=== What to work on ===
All records below must be retyped exactly.

BEGIN Records supplied

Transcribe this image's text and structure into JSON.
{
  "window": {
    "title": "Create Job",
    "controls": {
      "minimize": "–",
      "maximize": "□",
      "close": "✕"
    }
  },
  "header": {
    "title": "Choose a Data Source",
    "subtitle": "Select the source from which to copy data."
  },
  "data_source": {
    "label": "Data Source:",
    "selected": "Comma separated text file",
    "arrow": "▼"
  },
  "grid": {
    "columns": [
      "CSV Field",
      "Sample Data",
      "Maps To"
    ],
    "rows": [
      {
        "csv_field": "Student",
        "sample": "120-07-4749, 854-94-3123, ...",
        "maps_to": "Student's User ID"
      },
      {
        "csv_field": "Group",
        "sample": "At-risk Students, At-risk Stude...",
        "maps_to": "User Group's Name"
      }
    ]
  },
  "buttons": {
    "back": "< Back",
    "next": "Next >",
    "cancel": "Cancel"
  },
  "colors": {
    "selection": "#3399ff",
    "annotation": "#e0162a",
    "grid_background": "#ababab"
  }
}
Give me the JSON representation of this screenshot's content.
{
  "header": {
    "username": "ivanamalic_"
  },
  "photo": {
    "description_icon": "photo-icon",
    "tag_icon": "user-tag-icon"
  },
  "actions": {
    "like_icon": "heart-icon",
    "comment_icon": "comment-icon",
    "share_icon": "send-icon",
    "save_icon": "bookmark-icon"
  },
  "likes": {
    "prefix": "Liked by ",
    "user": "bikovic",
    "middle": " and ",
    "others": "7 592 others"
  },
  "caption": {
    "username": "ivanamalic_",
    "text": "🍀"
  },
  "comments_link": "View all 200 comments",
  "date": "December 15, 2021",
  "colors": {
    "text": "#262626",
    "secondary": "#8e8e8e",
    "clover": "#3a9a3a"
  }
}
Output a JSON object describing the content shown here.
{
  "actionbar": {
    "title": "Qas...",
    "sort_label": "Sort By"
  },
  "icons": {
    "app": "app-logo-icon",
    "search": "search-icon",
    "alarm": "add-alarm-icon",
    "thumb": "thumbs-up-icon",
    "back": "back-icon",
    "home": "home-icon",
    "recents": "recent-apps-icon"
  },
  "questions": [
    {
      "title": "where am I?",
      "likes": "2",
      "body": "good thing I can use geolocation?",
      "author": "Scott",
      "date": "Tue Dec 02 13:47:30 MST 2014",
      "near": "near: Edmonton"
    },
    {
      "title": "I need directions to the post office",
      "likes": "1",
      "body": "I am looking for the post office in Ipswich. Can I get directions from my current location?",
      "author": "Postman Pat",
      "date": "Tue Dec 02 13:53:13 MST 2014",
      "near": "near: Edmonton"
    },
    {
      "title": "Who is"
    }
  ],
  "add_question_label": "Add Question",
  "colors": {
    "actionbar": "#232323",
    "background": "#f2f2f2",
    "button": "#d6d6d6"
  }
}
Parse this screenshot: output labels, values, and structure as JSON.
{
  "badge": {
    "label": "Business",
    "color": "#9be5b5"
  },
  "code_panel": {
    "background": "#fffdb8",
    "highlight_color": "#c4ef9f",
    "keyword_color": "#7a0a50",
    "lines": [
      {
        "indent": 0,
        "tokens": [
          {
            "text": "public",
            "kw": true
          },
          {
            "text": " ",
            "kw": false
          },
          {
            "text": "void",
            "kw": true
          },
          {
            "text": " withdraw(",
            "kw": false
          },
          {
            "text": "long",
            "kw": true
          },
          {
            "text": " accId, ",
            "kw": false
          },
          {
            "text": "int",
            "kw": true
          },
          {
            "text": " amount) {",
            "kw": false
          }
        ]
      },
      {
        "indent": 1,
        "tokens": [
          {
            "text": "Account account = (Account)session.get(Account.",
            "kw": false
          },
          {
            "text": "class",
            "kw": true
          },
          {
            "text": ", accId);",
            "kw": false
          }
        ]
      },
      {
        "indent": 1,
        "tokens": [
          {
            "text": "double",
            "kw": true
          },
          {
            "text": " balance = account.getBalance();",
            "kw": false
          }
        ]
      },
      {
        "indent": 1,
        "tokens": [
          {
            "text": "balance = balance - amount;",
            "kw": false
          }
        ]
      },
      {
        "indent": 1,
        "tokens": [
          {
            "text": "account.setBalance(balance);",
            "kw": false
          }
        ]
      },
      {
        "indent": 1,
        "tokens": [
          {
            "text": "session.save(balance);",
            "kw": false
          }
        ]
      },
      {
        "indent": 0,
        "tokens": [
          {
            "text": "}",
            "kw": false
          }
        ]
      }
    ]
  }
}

END Records supplied

=== Expected output ===
Transcribe this image's text and structure into JSON.
{
  "window": {
    "title": "Create Job",
    "controls": {
      "minimize": "–",
      "maximize": "□",
      "close": "✕"
    }
  },
  "header": {
    "title": "Choose a Data Source",
    "subtitle": "Select the source from which to copy data."
  },
  "data_source": {
    "label": "Data Source:",
    "selected": "Comma separated text file",
    "arrow": "▼"
  },
  "grid": {
    "columns": [
      "CSV Field",
      "Sample Data",
      "Maps To"
    ],
    "rows": [
      {
        "csv_field": "Student",
        "sample": "120-07-4749, 854-94-3123, ...",
        "maps_to": "Student's User ID"
      },
      {
        "csv_field": "Group",
        "sample": "At-risk Students, At-risk Stude...",
        "maps_to": "User Group's Name"
      }
    ]
  },
  "buttons": {
    "back": "< Back",
    "next": "Next >",
    "cancel": "Cancel"
  },
  "colors": {
    "selection": "#3399ff",
    "annotation": "#e0162a",
    "grid_background": "#ababab"
  }
}
Give me the JSON representation of this screenshot's content.
{
  "header": {
    "username": "ivanamalic_"
  },
  "photo": {
    "description_icon": "photo-icon",
    "tag_icon": "user-tag-icon"
  },
  "actions": {
    "like_icon": "heart-icon",
    "comment_icon": "comment-icon",
    "share_icon": "send-icon",
    "save_icon": "bookmark-icon"
  },
  "likes": {
    "prefix": "Liked by ",
    "user": "bikovic",
    "middle": " and ",
    "others": "7 592 others"
  },
  "caption": {
    "username": "ivanamalic_",
    "text": "🍀"
  },
  "comments_link": "View all 200 comments",
  "date": "December 15, 2021",
  "colors": {
    "text": "#262626",
    "secondary": "#8e8e8e",
    "clover": "#3a9a3a"
  }
}
Output a JSON object describing the content shown here.
{
  "actionbar": {
    "title": "Qas...",
    "sort_label": "Sort By"
  },
  "icons": {
    "app": "app-logo-icon",
    "search": "search-icon",
    "alarm": "add-alarm-icon",
    "thumb": "thumbs-up-icon",
    "back": "back-icon",
    "home": "home-icon",
    "recents": "recent-apps-icon"
  },
  "questions": [
    {
      "title": "where am I?",
      "likes": "2",
      "body": "good thing I can use geolocation?",
      "author": "Scott",
      "date": "Tue Dec 02 13:47:30 MST 2014",
      "near": "near: Edmonton"
    },
    {
      "title": "I need directions to the post office",
      "likes": "1",
      "body": "I am looking for the post office in Ipswich. Can I get directions from my current location?",
      "author": "Postman Pat",
      "date": "Tue Dec 02 13:53:13 MST 2014",
      "near": "near: Edmonton"
    },
    {
      "title": "Who is"
    }
  ],
  "add_question_label": "Add Question",
  "colors": {
    "actionbar": "#232323",
    "background": "#f2f2f2",
    "button": "#d6d6d6"
  }
}
Parse this screenshot: output labels, values, and structure as JSON.
{
  "badge": {
    "label": "Business",
    "color": "#9be5b5"
  },
  "code_panel": {
    "background": "#fffdb8",
    "highlight_color": "#c4ef9f",
    "keyword_color": "#7a0a50",
    "lines": [
      {
        "indent": 0,
        "tokens": [
          {
            "text": "public",
            "kw": true
          },
          {
            "text": " ",
            "kw": false
          },
          {
            "text": "void",
            "kw": true
          },
          {
            "text": " withdraw(",
            "kw": false
          },
          {
            "text": "long",
            "kw": true
          },
          {
            "text": " accId, ",
            "kw": false
          },
          {
            "text": "int",
            "kw": true
          },
          {
            "text": " amount) {",
            "kw": false
          }
        ]
      },
      {
        "indent": 1,
        "tokens": [
          {
            "text": "Account account = (Account)session.get(Account.",
            "kw": false
          },
          {
            "text": "class",
            "kw": true
          },
          {
            "text": ", accId);",
            "kw": false
          }
        ]
      },
      {
        "indent": 1,
        "tokens": [
          {
            "text": "double",
            "kw": true
          },
          {
            "text": " balance = account.getBalance();",
            "kw": false
          }
        ]
      },
      {
        "indent": 1,
        "tokens": [
          {
            "text": "balance = balance - amount;",
            "kw": false
          }
        ]
      },
      {
        "indent": 1,
        "tokens": [
          {
            "text": "account.setBalance(balance);",
            "kw": false
          }
        ]
      },
      {
        "indent": 1,
        "tokens": [
          {
            "text": "session.save(balance);",
            "kw": false
          }
        ]
      },
      {
        "indent": 0,
        "tokens": [
          {
            "text": "}",
            "kw": false
          }
        ]
      }
    ]
  }
}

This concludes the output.